Excerpt from a dataset:
▼▼▼

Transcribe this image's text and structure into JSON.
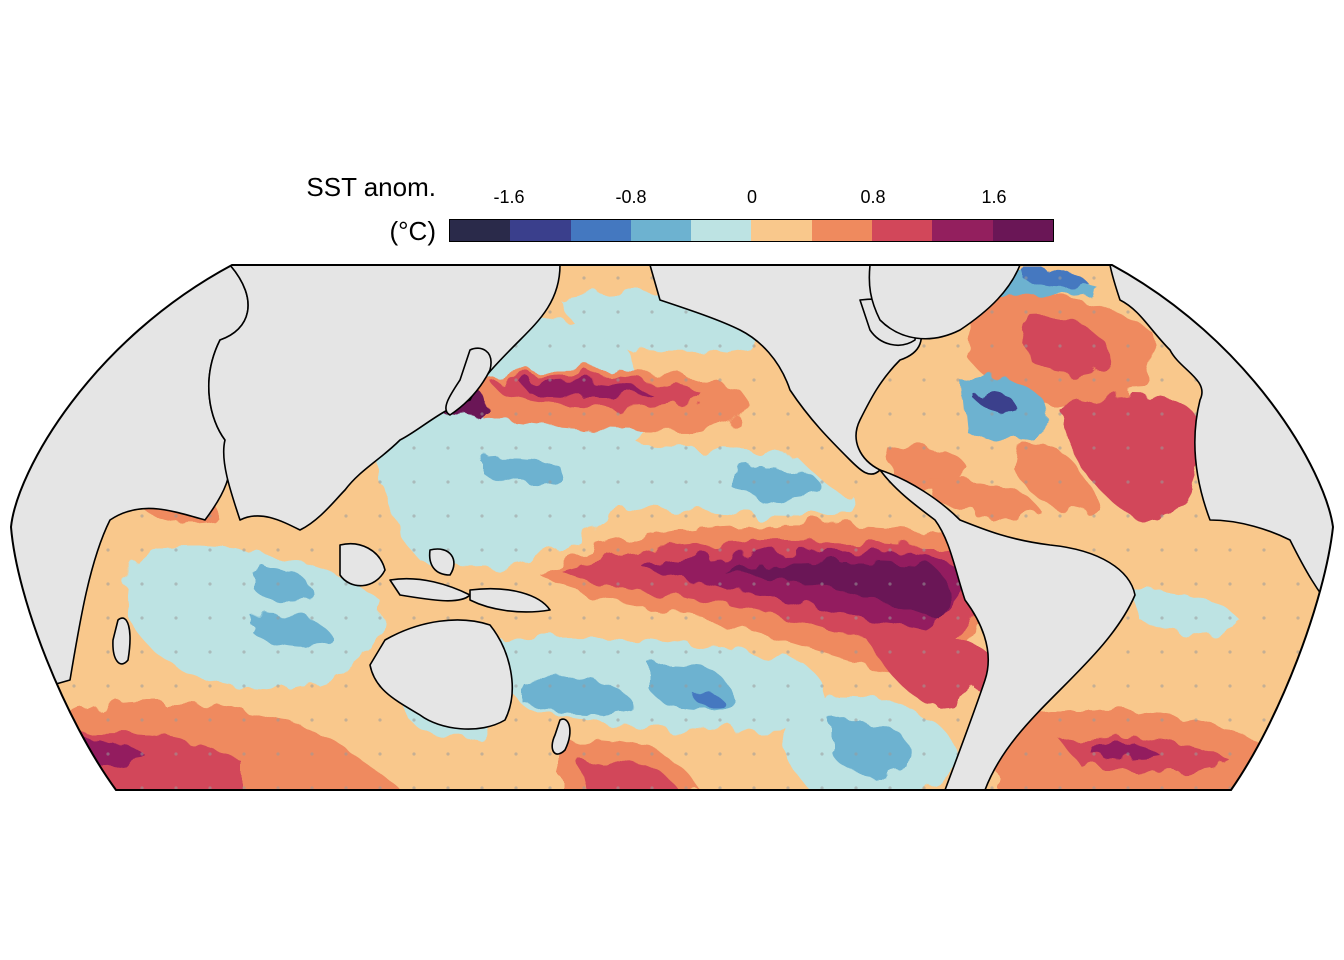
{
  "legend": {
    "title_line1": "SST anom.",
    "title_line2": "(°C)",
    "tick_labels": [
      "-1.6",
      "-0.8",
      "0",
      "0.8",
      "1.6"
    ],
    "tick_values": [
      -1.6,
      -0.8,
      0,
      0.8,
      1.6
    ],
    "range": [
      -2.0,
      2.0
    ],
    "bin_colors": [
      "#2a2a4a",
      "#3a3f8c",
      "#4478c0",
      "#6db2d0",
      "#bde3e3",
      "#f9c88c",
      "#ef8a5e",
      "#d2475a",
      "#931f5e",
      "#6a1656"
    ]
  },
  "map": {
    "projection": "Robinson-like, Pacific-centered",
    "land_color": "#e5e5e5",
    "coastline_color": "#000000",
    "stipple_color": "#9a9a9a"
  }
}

▲▲▲

**Aim**
Transcribe every record above exactly, leaving out the pictures.

**Answer to the task**
Transcribe this image's text and structure into JSON.
{
  "legend": {
    "title_line1": "SST anom.",
    "title_line2": "(°C)",
    "tick_labels": [
      "-1.6",
      "-0.8",
      "0",
      "0.8",
      "1.6"
    ],
    "tick_values": [
      -1.6,
      -0.8,
      0,
      0.8,
      1.6
    ],
    "range": [
      -2.0,
      2.0
    ],
    "bin_colors": [
      "#2a2a4a",
      "#3a3f8c",
      "#4478c0",
      "#6db2d0",
      "#bde3e3",
      "#f9c88c",
      "#ef8a5e",
      "#d2475a",
      "#931f5e",
      "#6a1656"
    ]
  },
  "map": {
    "projection": "Robinson-like, Pacific-centered",
    "land_color": "#e5e5e5",
    "coastline_color": "#000000",
    "stipple_color": "#9a9a9a"
  }
}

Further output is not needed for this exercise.